▶ EXERCISE TASK: Filter the entries, keeping every line with the word "roasted".

▶ DATA SHOWN:
------------------------------
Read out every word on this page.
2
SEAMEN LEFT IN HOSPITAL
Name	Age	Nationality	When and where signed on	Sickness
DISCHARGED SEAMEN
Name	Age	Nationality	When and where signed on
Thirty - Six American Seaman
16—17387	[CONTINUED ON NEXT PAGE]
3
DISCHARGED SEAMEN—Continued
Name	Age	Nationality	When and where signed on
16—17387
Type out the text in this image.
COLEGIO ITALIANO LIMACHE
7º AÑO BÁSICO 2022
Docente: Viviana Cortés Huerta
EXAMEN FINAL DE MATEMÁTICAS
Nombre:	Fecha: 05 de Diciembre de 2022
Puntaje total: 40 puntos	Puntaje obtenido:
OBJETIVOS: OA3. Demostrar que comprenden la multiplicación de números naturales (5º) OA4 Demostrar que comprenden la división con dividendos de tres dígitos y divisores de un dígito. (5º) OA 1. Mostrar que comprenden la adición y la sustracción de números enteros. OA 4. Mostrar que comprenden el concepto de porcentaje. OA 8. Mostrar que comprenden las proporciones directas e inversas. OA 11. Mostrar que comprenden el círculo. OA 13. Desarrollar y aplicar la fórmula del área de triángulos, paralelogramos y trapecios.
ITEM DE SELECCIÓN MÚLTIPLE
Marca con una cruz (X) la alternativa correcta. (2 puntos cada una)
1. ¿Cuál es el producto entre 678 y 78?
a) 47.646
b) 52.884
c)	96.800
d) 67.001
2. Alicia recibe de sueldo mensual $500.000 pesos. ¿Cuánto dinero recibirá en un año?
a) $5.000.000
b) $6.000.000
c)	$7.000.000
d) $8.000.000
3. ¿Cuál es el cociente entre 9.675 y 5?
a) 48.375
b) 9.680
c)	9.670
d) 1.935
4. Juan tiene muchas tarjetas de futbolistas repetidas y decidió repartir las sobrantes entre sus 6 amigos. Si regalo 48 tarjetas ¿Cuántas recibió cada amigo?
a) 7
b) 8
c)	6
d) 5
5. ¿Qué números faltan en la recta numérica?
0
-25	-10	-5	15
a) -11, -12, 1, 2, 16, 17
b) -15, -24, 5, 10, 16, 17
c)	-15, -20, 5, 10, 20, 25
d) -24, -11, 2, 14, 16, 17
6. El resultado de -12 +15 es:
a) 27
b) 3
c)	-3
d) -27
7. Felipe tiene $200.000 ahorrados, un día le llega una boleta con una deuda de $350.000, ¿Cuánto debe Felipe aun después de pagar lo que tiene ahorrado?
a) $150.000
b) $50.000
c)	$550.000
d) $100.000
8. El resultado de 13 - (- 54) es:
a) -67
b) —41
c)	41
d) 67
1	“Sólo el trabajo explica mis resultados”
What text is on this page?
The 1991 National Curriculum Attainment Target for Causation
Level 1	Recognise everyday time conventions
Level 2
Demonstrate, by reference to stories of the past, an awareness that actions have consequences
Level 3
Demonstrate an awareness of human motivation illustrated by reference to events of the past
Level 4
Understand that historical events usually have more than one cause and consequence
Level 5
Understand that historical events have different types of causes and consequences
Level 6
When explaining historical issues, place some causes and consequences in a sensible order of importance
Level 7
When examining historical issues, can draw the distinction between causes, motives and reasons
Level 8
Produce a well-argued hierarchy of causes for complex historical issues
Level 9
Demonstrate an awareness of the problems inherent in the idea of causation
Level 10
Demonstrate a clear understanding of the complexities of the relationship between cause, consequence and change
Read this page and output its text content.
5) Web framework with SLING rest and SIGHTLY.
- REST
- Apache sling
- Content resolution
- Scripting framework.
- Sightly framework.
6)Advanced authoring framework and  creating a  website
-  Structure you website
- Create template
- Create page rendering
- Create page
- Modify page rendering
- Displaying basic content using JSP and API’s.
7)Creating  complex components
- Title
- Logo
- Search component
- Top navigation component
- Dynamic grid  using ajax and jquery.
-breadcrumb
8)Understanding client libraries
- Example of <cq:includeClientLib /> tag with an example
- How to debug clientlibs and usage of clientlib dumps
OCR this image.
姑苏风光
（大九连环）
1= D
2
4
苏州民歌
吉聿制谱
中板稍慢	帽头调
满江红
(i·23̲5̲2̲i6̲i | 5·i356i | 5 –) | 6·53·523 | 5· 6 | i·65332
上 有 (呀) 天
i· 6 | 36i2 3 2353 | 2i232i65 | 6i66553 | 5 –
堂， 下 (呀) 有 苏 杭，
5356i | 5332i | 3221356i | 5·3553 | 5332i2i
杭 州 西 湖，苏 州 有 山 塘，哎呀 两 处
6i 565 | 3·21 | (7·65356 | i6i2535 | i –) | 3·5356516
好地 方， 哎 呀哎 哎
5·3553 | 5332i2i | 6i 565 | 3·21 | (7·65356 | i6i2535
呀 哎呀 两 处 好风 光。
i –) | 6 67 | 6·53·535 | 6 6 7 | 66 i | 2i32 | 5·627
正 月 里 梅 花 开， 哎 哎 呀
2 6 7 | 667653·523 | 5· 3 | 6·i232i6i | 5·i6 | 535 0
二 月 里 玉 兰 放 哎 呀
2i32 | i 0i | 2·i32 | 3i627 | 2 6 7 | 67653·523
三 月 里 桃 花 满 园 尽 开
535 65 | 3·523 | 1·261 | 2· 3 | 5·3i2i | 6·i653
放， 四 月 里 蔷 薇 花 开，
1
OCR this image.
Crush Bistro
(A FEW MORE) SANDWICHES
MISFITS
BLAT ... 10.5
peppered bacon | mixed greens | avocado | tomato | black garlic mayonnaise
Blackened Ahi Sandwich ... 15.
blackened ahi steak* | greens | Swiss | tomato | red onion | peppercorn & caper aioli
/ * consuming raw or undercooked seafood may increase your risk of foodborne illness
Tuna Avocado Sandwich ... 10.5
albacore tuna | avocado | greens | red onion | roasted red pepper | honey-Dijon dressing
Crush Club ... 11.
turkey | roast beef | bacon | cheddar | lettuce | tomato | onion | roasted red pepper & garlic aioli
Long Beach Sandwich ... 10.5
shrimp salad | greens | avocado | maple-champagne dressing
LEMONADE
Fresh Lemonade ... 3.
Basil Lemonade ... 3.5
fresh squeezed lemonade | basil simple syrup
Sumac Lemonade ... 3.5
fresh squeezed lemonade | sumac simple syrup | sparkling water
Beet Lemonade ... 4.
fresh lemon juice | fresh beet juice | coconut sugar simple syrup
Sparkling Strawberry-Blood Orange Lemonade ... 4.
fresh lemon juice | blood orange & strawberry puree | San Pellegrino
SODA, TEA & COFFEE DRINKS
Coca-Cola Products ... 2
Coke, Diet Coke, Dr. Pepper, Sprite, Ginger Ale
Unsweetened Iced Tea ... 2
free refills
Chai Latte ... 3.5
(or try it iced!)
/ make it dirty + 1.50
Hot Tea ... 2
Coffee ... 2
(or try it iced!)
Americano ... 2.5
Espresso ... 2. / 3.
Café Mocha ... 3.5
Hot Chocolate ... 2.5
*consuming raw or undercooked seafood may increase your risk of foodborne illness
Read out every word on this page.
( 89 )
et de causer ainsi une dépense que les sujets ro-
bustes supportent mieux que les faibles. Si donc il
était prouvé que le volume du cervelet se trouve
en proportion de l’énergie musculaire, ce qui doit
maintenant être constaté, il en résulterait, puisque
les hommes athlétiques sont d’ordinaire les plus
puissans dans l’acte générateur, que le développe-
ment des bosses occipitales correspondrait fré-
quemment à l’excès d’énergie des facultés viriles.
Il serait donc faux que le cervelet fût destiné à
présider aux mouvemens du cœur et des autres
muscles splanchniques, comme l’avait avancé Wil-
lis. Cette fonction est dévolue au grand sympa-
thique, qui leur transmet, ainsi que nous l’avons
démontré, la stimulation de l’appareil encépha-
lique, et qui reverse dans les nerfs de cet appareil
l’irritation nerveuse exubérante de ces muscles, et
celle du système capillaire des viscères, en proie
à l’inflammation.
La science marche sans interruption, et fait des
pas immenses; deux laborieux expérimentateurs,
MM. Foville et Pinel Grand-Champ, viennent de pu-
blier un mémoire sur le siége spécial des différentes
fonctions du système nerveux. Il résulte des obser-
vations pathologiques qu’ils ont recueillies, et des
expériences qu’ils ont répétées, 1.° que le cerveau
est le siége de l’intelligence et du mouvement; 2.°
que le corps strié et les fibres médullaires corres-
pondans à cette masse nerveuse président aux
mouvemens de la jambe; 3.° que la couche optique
------------------------------
▶ SOLVED EXERCISE:
albacore tuna | avocado | greens | red onion | roasted red pepper | honey-Dijon dressing
turkey | roast beef | bacon | cheddar | lettuce | tomato | onion | roasted red pepper & garlic aioli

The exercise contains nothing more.